# What is required:
Write out all of the items below verbatim, leaving out the pictures.

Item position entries
------

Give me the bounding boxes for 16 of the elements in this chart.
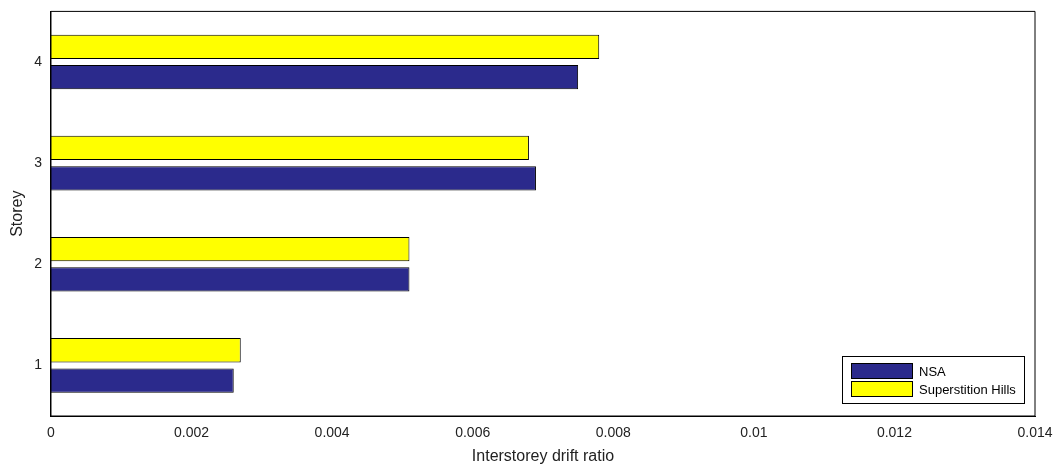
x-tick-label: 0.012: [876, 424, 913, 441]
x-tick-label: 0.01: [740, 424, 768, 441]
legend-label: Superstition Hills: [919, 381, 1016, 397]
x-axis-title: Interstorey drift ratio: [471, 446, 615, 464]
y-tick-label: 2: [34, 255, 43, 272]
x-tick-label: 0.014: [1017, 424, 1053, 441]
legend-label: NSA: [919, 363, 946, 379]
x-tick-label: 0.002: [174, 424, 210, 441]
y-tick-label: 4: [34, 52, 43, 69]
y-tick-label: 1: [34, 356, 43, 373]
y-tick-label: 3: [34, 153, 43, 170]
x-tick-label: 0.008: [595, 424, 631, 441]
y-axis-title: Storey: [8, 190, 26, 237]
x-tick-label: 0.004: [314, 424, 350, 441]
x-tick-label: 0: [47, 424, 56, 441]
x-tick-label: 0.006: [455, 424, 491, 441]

------

# Full output:
Give me the bounding boxes for 16 of the elements in this chart.
x-tick-label: 0.012: [876, 424, 913, 441]
x-tick-label: 0.01: [740, 424, 768, 441]
legend-label: Superstition Hills: [919, 381, 1016, 397]
x-axis-title: Interstorey drift ratio: [471, 446, 615, 464]
y-tick-label: 2: [34, 255, 43, 272]
x-tick-label: 0.014: [1017, 424, 1053, 441]
legend-label: NSA: [919, 363, 946, 379]
x-tick-label: 0.002: [174, 424, 210, 441]
y-tick-label: 4: [34, 52, 43, 69]
y-tick-label: 1: [34, 356, 43, 373]
y-tick-label: 3: [34, 153, 43, 170]
x-tick-label: 0.008: [595, 424, 631, 441]
y-axis-title: Storey: [8, 190, 26, 237]
x-tick-label: 0.004: [314, 424, 350, 441]
x-tick-label: 0: [47, 424, 56, 441]
x-tick-label: 0.006: [455, 424, 491, 441]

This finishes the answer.